WHAT YOU WILL DO:
A: In the UCWA troubleshooting notes, how much of the available memory did the DebugDiag.exe tool consume?
B: List every file name ending in ".exe" that the UCWA troubleshooting notes mention.

SUPPLIED TEXT:

Corresponding with the following error on the iPhone:
Findings:
In our findings we are finding that the W3WP services fails on the UCWA virtual pool. The pool is getting too many exclusions and causing the .NET domain to shut down.
Running "C:\windows\system32\inetsrv\appcmd.exe List WP" will show the processes running on the box.
Next going to "Task Manager"
You will see that process 2332 is not listed. This is not listed because the worker process has shut down. Only way to get this back up and running is to perform a IIS reset.
We have tried just recycling the application pool for UCWA but we found that this would sometimes work and sometimes not. Also, we have tried IISReset -noforce but we found that this would also be hit or miss. From time to time we had the w3wp.exe server not restart and would require us to "End Task" on the process.
Working with Microsoft we had taken many logs. We started with the DebugDiag.exe tool. This caused us other issues. Within 12 hours we would have the boxes crippled by this tool since it consumed 28gigs of the 32gigs available. We have also take logs with Procdump.exe. This was also unhelpful for us, we would see the crash happen with Procdump running and it would not catch it.

DATA SECTION:
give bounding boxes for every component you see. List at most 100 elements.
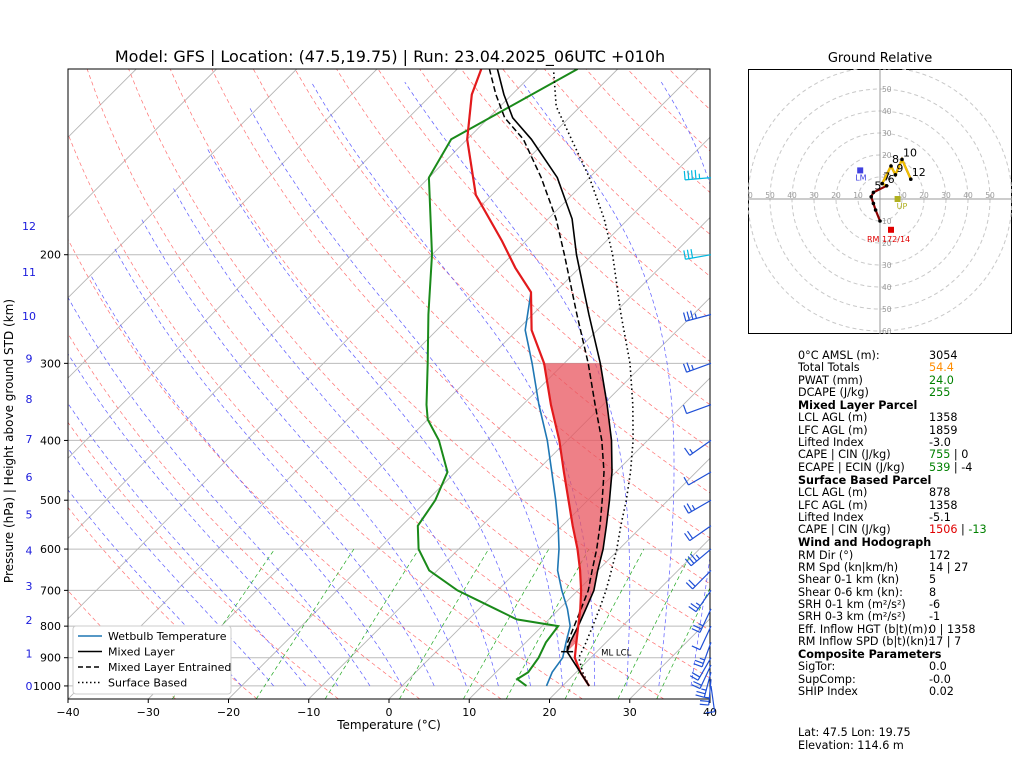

EXPECTED OUTPUTS:
A: 28 gigs of the 32 gigs available.

B: appcmd.exe, w3wp.exe, DebugDiag.exe, Procdump.exe